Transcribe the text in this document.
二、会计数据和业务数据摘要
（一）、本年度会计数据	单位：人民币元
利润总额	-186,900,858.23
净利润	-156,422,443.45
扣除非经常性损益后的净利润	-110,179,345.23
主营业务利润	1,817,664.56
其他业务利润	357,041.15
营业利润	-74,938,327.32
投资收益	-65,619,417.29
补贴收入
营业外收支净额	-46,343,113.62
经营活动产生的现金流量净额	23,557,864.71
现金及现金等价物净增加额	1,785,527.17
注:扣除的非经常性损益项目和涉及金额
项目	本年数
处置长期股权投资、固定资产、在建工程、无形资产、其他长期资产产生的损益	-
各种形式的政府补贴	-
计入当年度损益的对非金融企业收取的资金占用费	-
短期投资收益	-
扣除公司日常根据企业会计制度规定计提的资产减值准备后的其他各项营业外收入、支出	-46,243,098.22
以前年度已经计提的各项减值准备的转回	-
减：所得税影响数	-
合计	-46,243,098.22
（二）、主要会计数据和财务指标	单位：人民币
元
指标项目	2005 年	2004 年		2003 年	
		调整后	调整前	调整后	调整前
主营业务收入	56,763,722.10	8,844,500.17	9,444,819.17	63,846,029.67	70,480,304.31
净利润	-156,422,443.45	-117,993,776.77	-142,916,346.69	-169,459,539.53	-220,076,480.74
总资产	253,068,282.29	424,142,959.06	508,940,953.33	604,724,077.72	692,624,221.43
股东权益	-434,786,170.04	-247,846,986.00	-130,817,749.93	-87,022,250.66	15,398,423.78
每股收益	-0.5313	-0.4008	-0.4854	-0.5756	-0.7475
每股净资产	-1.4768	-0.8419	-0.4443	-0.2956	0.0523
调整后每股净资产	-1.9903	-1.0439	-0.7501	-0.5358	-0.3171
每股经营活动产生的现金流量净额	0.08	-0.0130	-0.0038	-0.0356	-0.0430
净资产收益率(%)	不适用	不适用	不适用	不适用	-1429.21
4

....

- [Exercise]:
Give back each line above precisely as it stands.

- [Output of the task]:
Transcribe the text in this document.
二、会计数据和业务数据摘要
（一）、本年度会计数据	单位：人民币元
利润总额	-186,900,858.23
净利润	-156,422,443.45
扣除非经常性损益后的净利润	-110,179,345.23
主营业务利润	1,817,664.56
其他业务利润	357,041.15
营业利润	-74,938,327.32
投资收益	-65,619,417.29
补贴收入
营业外收支净额	-46,343,113.62
经营活动产生的现金流量净额	23,557,864.71
现金及现金等价物净增加额	1,785,527.17
注:扣除的非经常性损益项目和涉及金额
项目	本年数
处置长期股权投资、固定资产、在建工程、无形资产、其他长期资产产生的损益	-
各种形式的政府补贴	-
计入当年度损益的对非金融企业收取的资金占用费	-
短期投资收益	-
扣除公司日常根据企业会计制度规定计提的资产减值准备后的其他各项营业外收入、支出	-46,243,098.22
以前年度已经计提的各项减值准备的转回	-
减：所得税影响数	-
合计	-46,243,098.22
（二）、主要会计数据和财务指标	单位：人民币
元
指标项目	2005 年	2004 年		2003 年	
		调整后	调整前	调整后	调整前
主营业务收入	56,763,722.10	8,844,500.17	9,444,819.17	63,846,029.67	70,480,304.31
净利润	-156,422,443.45	-117,993,776.77	-142,916,346.69	-169,459,539.53	-220,076,480.74
总资产	253,068,282.29	424,142,959.06	508,940,953.33	604,724,077.72	692,624,221.43
股东权益	-434,786,170.04	-247,846,986.00	-130,817,749.93	-87,022,250.66	15,398,423.78
每股收益	-0.5313	-0.4008	-0.4854	-0.5756	-0.7475
每股净资产	-1.4768	-0.8419	-0.4443	-0.2956	0.0523
调整后每股净资产	-1.9903	-1.0439	-0.7501	-0.5358	-0.3171
每股经营活动产生的现金流量净额	0.08	-0.0130	-0.0038	-0.0356	-0.0430
净资产收益率(%)	不适用	不适用	不适用	不适用	-1429.21
4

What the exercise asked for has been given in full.